Cosa fare:
A - Trasforma in un elenco puntato il paragrafo del testo sulla storia del carciofo che comincia con «La sua storia risiede», conservandone i fatti principali.
B - Scrivi il seguito del testo sulla storia del carciofo, partendo subito dopo la sua ultima frase.

Fonte:
/---

La sua storia risiede nei miti Greci e nel mondo romano. Teofrasto, filosofo vissuto nel III sec. a.C, racconta il mito di Cynara giovane ninfa amata da Zeus che il dio, geloso, trasformò in ortaggio verde e spinoso dal cuore tenero. Plinio il Vecchio, nella Naturalis Historia, narra le proprietà curative del carciofo, mentre Columella ne racconta la coltivazione e gli effetti organolettici positivi. Apicio nel “De Culinaria” spiega a i metodi di preparazione del carciofo nella cucina romana imperiale.
La storia del nostro ortaggio attraversa i secoli. Lo ritroviamo menzionato nelle tavole rinascimentali e poi in quelle barocche fino ai protagonisti del Gran Tour di fine Settecento che raccontano di poter acquistare 30 carciofi per un “paolo” al mercato.
Tuttavia è solo tra il 1940 ed il 1950 che la coltivazione del carciofo si diffonde in modo intensivo nell’area tirrenica e ciò permette la nascita di sagre ed eventi, tra le più celebri quella di Ladispoli.

\---

Dati forniti:

/---

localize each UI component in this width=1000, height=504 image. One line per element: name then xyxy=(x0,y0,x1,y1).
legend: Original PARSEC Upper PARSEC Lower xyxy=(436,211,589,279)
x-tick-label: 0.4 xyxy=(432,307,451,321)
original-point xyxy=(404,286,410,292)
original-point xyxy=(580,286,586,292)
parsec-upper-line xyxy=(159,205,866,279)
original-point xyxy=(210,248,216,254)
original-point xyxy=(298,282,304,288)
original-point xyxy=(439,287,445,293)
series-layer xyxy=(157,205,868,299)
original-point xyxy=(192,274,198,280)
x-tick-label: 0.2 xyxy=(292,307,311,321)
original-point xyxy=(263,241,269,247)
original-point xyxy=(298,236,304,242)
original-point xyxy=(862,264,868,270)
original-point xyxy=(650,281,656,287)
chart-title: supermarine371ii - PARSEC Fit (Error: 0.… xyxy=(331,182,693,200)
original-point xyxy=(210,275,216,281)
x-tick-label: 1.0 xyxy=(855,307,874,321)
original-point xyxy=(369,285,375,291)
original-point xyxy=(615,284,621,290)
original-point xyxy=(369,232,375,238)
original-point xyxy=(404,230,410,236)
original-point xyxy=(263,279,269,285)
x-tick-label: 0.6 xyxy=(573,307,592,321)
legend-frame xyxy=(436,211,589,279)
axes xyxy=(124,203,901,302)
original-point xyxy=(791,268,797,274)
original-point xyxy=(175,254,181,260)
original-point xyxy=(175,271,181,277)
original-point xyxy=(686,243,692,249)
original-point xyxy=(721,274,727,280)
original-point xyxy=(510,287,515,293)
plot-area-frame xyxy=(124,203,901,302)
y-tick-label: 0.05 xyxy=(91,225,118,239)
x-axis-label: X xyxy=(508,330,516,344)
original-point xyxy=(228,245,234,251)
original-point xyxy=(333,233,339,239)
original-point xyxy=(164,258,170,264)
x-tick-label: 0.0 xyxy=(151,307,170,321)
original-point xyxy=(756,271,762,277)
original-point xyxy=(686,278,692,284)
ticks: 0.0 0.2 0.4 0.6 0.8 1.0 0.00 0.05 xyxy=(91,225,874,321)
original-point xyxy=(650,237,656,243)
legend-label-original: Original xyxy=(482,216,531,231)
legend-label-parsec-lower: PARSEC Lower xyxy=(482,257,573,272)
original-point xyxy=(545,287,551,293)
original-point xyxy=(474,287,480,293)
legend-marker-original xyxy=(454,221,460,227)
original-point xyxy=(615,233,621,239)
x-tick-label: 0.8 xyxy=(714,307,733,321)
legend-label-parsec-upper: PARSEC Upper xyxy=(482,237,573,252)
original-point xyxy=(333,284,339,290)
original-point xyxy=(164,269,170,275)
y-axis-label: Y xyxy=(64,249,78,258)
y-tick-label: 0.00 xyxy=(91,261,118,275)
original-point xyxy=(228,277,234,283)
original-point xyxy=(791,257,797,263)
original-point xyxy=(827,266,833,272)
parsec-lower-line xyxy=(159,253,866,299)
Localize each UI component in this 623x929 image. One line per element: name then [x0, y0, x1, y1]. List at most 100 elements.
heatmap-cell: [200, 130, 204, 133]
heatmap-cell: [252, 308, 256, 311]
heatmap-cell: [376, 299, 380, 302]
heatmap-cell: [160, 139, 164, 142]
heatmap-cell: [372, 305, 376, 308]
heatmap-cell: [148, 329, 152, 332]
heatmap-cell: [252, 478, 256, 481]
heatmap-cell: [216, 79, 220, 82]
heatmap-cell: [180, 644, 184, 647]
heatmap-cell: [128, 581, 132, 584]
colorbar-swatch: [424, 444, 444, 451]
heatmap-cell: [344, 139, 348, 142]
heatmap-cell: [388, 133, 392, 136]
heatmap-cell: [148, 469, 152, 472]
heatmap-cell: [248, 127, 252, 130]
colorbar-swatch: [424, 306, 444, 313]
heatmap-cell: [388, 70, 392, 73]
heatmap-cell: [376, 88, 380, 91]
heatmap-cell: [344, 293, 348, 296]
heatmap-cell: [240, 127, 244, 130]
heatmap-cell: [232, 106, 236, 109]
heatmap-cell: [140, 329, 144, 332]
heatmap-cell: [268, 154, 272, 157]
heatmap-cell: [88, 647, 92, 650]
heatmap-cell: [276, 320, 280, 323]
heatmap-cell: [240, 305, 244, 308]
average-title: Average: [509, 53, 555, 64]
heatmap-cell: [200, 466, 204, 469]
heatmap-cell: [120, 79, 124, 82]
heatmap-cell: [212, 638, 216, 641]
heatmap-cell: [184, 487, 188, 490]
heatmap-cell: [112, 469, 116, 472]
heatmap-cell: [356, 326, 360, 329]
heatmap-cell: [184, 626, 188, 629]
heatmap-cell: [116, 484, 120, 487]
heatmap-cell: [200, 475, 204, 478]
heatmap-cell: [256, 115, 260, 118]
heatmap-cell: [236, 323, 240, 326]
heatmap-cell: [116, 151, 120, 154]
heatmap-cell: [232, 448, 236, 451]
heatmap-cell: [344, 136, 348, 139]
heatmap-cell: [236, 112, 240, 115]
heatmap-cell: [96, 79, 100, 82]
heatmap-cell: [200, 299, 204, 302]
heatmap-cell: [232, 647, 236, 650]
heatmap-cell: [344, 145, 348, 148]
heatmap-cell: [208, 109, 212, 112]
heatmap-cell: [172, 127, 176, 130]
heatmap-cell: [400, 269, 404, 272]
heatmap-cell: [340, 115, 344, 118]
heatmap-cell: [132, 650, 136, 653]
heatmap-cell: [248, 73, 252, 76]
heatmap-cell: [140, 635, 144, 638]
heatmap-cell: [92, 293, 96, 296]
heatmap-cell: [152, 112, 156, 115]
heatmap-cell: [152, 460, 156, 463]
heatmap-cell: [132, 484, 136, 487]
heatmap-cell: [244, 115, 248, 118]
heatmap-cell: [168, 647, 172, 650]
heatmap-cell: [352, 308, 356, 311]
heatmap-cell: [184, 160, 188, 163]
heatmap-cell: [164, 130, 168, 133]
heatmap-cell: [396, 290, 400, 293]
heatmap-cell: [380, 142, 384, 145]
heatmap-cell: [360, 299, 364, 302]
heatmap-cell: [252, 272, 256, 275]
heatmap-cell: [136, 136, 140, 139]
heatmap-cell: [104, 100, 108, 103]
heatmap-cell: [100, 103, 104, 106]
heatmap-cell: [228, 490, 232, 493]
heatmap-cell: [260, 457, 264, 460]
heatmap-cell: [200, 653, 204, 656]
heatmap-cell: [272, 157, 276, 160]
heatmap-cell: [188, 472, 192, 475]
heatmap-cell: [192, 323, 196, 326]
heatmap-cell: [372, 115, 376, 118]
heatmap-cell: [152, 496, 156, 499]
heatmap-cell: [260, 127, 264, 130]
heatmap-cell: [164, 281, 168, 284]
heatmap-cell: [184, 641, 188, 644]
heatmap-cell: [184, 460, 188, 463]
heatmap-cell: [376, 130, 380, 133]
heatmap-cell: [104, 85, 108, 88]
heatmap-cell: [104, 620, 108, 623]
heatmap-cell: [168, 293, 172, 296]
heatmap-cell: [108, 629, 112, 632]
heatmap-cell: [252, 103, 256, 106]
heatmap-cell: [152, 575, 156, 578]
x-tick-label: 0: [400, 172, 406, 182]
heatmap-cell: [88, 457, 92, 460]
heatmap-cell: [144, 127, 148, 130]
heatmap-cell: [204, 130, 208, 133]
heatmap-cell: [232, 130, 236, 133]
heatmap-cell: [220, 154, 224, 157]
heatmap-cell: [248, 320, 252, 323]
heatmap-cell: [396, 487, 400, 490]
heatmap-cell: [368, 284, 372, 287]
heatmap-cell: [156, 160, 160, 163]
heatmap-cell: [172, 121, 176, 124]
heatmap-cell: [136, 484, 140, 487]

\---

Risultati per compito:
A -
- Le origini del carciofo risalgono ai miti greci e al mondo romano.
- Teofrasto, filosofo del III sec. a.C., racconta il mito di Cynara, giovane ninfa amata da Zeus, che il dio, geloso, trasformò in un ortaggio verde e spinoso dal cuore tenero.
- Plinio il Vecchio, nella Naturalis Historia, descrive le proprietà curative del carciofo.
- Columella ne tratta la coltivazione e gli effetti organolettici positivi.
- Apicio, nel «De Culinaria», illustra i metodi di preparazione del carciofo nella cucina romana imperiale.

B -
Numerose le proprietà nutritive del nostro ortaggio che può essere assunto ad ogni età e non entra in contrasto nelle diete. Ricco di ferro e fibre, con solo 22 calorie per 100 grammi edibili, il carciofo è ottimo per l’assorbimento dei carboidrati semplici e per ridurre il livello del colesterolo.
Il carciofo nella cucina romana
La tradizione culinaria romana trova nel carciofo il protagonista indiscusso in molti piatti. I romani lo consumano in diversi modi: crudo a fettine condito con olio e limone oppure cotto a fuoco lento con pangrattato, aglio, pepe e olio e fritto nell’olio con il gambo all’insù.
Questa ricetta è meglio conosciuta come carciofo alla Giudia, e affonda le sue radici nella cucina giudaico romanesca, anche se la linea di demarcazione tra le due tradizioni non è così netta. È difficile stabilire dove finisca la cucina romanesca e cominci quella giudaica, per molti secoli sono state parallele fino a fondersi.
Il Carciofo alla Giudia è un’icona dell’ex Ghetto ebraico di Roma, cucinato in tutti i ristoranti del Portico d’Ottavia e ricercato dai turisti che si affollano per gustarlo caldo e croccante.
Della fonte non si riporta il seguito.